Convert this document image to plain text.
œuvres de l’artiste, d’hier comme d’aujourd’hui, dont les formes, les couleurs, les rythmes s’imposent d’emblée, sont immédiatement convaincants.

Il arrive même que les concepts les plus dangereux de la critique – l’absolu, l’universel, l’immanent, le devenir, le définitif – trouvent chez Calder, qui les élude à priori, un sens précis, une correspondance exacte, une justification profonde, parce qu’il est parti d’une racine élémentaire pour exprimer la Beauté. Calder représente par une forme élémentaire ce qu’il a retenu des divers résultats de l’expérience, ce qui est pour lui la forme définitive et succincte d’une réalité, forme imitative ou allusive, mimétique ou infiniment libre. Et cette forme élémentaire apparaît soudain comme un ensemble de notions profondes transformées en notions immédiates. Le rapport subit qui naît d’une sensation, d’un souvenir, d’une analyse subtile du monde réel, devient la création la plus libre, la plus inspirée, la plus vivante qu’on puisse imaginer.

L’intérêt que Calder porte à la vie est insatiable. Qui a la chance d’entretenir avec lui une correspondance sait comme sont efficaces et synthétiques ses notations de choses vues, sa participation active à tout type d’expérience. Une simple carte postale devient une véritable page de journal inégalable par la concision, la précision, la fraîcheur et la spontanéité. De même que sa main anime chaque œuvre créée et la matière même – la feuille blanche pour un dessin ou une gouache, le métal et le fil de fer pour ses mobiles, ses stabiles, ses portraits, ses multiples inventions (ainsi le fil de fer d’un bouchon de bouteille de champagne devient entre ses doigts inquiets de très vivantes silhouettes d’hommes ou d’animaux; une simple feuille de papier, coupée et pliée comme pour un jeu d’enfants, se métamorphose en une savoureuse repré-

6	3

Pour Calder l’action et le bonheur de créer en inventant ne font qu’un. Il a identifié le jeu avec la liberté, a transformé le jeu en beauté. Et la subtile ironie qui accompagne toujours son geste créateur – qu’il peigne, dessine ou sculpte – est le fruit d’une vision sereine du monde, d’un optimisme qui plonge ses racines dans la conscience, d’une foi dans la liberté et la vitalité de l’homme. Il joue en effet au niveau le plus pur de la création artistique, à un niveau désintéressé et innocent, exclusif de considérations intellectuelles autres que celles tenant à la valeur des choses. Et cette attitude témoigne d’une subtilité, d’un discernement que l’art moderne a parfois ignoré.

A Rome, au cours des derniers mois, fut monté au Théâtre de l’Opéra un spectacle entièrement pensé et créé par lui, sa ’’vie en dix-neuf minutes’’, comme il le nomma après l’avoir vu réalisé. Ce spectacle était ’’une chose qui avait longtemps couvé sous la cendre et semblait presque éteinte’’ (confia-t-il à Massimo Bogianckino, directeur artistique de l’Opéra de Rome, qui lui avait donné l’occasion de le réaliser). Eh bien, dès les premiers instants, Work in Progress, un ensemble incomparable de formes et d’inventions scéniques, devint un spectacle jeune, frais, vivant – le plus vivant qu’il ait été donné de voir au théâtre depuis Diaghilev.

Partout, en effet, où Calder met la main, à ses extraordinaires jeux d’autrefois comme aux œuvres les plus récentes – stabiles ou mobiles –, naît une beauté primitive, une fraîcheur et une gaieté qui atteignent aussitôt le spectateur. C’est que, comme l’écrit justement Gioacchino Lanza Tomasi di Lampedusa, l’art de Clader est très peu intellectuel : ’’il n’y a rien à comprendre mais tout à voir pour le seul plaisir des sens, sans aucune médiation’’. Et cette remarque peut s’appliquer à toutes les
● ● ● ●
TASK DESCRIPTION: Reproduce the listing above verbatim, from first line to last.

EXERCISE RESPONSE:
Convert this document image to plain text.
œuvres de l’artiste, d’hier comme d’aujourd’hui, dont les formes, les couleurs, les rythmes s’imposent d’emblée, sont immédiatement convaincants.

Il arrive même que les concepts les plus dangereux de la critique – l’absolu, l’universel, l’immanent, le devenir, le définitif – trouvent chez Calder, qui les élude à priori, un sens précis, une correspondance exacte, une justification profonde, parce qu’il est parti d’une racine élémentaire pour exprimer la Beauté. Calder représente par une forme élémentaire ce qu’il a retenu des divers résultats de l’expérience, ce qui est pour lui la forme définitive et succincte d’une réalité, forme imitative ou allusive, mimétique ou infiniment libre. Et cette forme élémentaire apparaît soudain comme un ensemble de notions profondes transformées en notions immédiates. Le rapport subit qui naît d’une sensation, d’un souvenir, d’une analyse subtile du monde réel, devient la création la plus libre, la plus inspirée, la plus vivante qu’on puisse imaginer.

L’intérêt que Calder porte à la vie est insatiable. Qui a la chance d’entretenir avec lui une correspondance sait comme sont efficaces et synthétiques ses notations de choses vues, sa participation active à tout type d’expérience. Une simple carte postale devient une véritable page de journal inégalable par la concision, la précision, la fraîcheur et la spontanéité. De même que sa main anime chaque œuvre créée et la matière même – la feuille blanche pour un dessin ou une gouache, le métal et le fil de fer pour ses mobiles, ses stabiles, ses portraits, ses multiples inventions (ainsi le fil de fer d’un bouchon de bouteille de champagne devient entre ses doigts inquiets de très vivantes silhouettes d’hommes ou d’animaux; une simple feuille de papier, coupée et pliée comme pour un jeu d’enfants, se métamorphose en une savoureuse repré-

6	3

Pour Calder l’action et le bonheur de créer en inventant ne font qu’un. Il a identifié le jeu avec la liberté, a transformé le jeu en beauté. Et la subtile ironie qui accompagne toujours son geste créateur – qu’il peigne, dessine ou sculpte – est le fruit d’une vision sereine du monde, d’un optimisme qui plonge ses racines dans la conscience, d’une foi dans la liberté et la vitalité de l’homme. Il joue en effet au niveau le plus pur de la création artistique, à un niveau désintéressé et innocent, exclusif de considérations intellectuelles autres que celles tenant à la valeur des choses. Et cette attitude témoigne d’une subtilité, d’un discernement que l’art moderne a parfois ignoré.

A Rome, au cours des derniers mois, fut monté au Théâtre de l’Opéra un spectacle entièrement pensé et créé par lui, sa ’’vie en dix-neuf minutes’’, comme il le nomma après l’avoir vu réalisé. Ce spectacle était ’’une chose qui avait longtemps couvé sous la cendre et semblait presque éteinte’’ (confia-t-il à Massimo Bogianckino, directeur artistique de l’Opéra de Rome, qui lui avait donné l’occasion de le réaliser). Eh bien, dès les premiers instants, Work in Progress, un ensemble incomparable de formes et d’inventions scéniques, devint un spectacle jeune, frais, vivant – le plus vivant qu’il ait été donné de voir au théâtre depuis Diaghilev.

Partout, en effet, où Calder met la main, à ses extraordinaires jeux d’autrefois comme aux œuvres les plus récentes – stabiles ou mobiles –, naît une beauté primitive, une fraîcheur et une gaieté qui atteignent aussitôt le spectateur. C’est que, comme l’écrit justement Gioacchino Lanza Tomasi di Lampedusa, l’art de Clader est très peu intellectuel : ’’il n’y a rien à comprendre mais tout à voir pour le seul plaisir des sens, sans aucune médiation’’. Et cette remarque peut s’appliquer à toutes les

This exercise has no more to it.